**EXERCISE DESCRIPTION**
Please copy out each entry, word for word.

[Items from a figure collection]
-------------------------

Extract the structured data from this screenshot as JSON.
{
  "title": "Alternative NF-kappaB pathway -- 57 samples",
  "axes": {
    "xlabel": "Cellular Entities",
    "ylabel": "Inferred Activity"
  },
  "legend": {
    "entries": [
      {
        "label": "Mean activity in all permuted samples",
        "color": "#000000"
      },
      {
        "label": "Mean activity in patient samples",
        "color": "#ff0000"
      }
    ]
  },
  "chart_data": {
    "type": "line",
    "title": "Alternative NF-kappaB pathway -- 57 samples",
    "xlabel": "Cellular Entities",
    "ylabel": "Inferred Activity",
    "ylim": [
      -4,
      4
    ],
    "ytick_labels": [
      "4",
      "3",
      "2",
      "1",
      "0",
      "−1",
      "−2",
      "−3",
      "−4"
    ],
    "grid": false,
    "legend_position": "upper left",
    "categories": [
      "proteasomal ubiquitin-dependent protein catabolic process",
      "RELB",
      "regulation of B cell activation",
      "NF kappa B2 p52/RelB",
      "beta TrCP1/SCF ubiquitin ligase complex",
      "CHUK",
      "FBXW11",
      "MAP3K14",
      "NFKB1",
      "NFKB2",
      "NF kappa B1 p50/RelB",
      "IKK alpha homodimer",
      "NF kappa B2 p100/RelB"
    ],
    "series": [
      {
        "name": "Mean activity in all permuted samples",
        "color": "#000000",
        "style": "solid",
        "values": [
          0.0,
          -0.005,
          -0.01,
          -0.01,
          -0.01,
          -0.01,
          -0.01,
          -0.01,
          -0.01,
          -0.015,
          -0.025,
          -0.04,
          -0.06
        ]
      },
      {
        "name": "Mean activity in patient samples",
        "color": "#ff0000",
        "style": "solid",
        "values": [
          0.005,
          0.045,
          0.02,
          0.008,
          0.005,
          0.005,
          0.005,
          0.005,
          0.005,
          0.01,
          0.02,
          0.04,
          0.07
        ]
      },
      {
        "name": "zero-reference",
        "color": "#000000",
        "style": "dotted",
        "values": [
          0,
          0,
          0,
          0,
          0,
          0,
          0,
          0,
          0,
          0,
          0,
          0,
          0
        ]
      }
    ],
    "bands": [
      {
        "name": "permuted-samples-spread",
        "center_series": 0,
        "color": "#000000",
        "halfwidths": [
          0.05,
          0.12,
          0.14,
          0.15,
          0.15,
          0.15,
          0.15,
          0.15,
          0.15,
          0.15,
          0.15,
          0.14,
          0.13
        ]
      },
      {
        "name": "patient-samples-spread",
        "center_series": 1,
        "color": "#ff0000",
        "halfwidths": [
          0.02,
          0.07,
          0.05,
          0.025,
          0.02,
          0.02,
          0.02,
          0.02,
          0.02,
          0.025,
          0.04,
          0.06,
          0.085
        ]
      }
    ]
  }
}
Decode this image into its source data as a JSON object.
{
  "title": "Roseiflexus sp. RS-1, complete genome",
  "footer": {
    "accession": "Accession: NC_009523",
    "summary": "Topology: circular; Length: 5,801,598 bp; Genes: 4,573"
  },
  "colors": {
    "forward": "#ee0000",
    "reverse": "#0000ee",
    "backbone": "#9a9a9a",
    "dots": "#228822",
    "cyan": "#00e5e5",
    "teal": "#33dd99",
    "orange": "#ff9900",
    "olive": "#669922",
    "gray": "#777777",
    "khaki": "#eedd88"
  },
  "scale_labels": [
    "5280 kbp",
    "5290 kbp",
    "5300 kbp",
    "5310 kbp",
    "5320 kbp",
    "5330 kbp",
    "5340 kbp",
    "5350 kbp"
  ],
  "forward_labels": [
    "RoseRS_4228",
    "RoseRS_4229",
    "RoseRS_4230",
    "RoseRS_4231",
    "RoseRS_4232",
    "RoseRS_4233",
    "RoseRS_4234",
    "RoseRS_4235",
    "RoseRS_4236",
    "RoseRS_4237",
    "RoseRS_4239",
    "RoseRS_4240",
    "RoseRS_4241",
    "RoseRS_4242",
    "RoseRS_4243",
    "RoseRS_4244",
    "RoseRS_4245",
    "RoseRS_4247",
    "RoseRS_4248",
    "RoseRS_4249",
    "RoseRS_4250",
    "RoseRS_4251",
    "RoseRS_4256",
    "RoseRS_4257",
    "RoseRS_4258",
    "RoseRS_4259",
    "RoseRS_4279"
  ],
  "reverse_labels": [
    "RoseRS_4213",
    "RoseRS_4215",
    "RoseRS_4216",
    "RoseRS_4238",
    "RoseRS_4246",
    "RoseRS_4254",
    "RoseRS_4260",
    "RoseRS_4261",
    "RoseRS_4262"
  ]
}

-------------------------

**OUTPUT FOR THIS TASK**
Extract the structured data from this screenshot as JSON.
{
  "title": "Alternative NF-kappaB pathway -- 57 samples",
  "axes": {
    "xlabel": "Cellular Entities",
    "ylabel": "Inferred Activity"
  },
  "legend": {
    "entries": [
      {
        "label": "Mean activity in all permuted samples",
        "color": "#000000"
      },
      {
        "label": "Mean activity in patient samples",
        "color": "#ff0000"
      }
    ]
  },
  "chart_data": {
    "type": "line",
    "title": "Alternative NF-kappaB pathway -- 57 samples",
    "xlabel": "Cellular Entities",
    "ylabel": "Inferred Activity",
    "ylim": [
      -4,
      4
    ],
    "ytick_labels": [
      "4",
      "3",
      "2",
      "1",
      "0",
      "−1",
      "−2",
      "−3",
      "−4"
    ],
    "grid": false,
    "legend_position": "upper left",
    "categories": [
      "proteasomal ubiquitin-dependent protein catabolic process",
      "RELB",
      "regulation of B cell activation",
      "NF kappa B2 p52/RelB",
      "beta TrCP1/SCF ubiquitin ligase complex",
      "CHUK",
      "FBXW11",
      "MAP3K14",
      "NFKB1",
      "NFKB2",
      "NF kappa B1 p50/RelB",
      "IKK alpha homodimer",
      "NF kappa B2 p100/RelB"
    ],
    "series": [
      {
        "name": "Mean activity in all permuted samples",
        "color": "#000000",
        "style": "solid",
        "values": [
          0.0,
          -0.005,
          -0.01,
          -0.01,
          -0.01,
          -0.01,
          -0.01,
          -0.01,
          -0.01,
          -0.015,
          -0.025,
          -0.04,
          -0.06
        ]
      },
      {
        "name": "Mean activity in patient samples",
        "color": "#ff0000",
        "style": "solid",
        "values": [
          0.005,
          0.045,
          0.02,
          0.008,
          0.005,
          0.005,
          0.005,
          0.005,
          0.005,
          0.01,
          0.02,
          0.04,
          0.07
        ]
      },
      {
        "name": "zero-reference",
        "color": "#000000",
        "style": "dotted",
        "values": [
          0,
          0,
          0,
          0,
          0,
          0,
          0,
          0,
          0,
          0,
          0,
          0,
          0
        ]
      }
    ],
    "bands": [
      {
        "name": "permuted-samples-spread",
        "center_series": 0,
        "color": "#000000",
        "halfwidths": [
          0.05,
          0.12,
          0.14,
          0.15,
          0.15,
          0.15,
          0.15,
          0.15,
          0.15,
          0.15,
          0.15,
          0.14,
          0.13
        ]
      },
      {
        "name": "patient-samples-spread",
        "center_series": 1,
        "color": "#ff0000",
        "halfwidths": [
          0.02,
          0.07,
          0.05,
          0.025,
          0.02,
          0.02,
          0.02,
          0.02,
          0.02,
          0.025,
          0.04,
          0.06,
          0.085
        ]
      }
    ]
  }
}
Decode this image into its source data as a JSON object.
{
  "title": "Roseiflexus sp. RS-1, complete genome",
  "footer": {
    "accession": "Accession: NC_009523",
    "summary": "Topology: circular; Length: 5,801,598 bp; Genes: 4,573"
  },
  "colors": {
    "forward": "#ee0000",
    "reverse": "#0000ee",
    "backbone": "#9a9a9a",
    "dots": "#228822",
    "cyan": "#00e5e5",
    "teal": "#33dd99",
    "orange": "#ff9900",
    "olive": "#669922",
    "gray": "#777777",
    "khaki": "#eedd88"
  },
  "scale_labels": [
    "5280 kbp",
    "5290 kbp",
    "5300 kbp",
    "5310 kbp",
    "5320 kbp",
    "5330 kbp",
    "5340 kbp",
    "5350 kbp"
  ],
  "forward_labels": [
    "RoseRS_4228",
    "RoseRS_4229",
    "RoseRS_4230",
    "RoseRS_4231",
    "RoseRS_4232",
    "RoseRS_4233",
    "RoseRS_4234",
    "RoseRS_4235",
    "RoseRS_4236",
    "RoseRS_4237",
    "RoseRS_4239",
    "RoseRS_4240",
    "RoseRS_4241",
    "RoseRS_4242",
    "RoseRS_4243",
    "RoseRS_4244",
    "RoseRS_4245",
    "RoseRS_4247",
    "RoseRS_4248",
    "RoseRS_4249",
    "RoseRS_4250",
    "RoseRS_4251",
    "RoseRS_4256",
    "RoseRS_4257",
    "RoseRS_4258",
    "RoseRS_4259",
    "RoseRS_4279"
  ],
  "reverse_labels": [
    "RoseRS_4213",
    "RoseRS_4215",
    "RoseRS_4216",
    "RoseRS_4238",
    "RoseRS_4246",
    "RoseRS_4254",
    "RoseRS_4260",
    "RoseRS_4261",
    "RoseRS_4262"
  ]
}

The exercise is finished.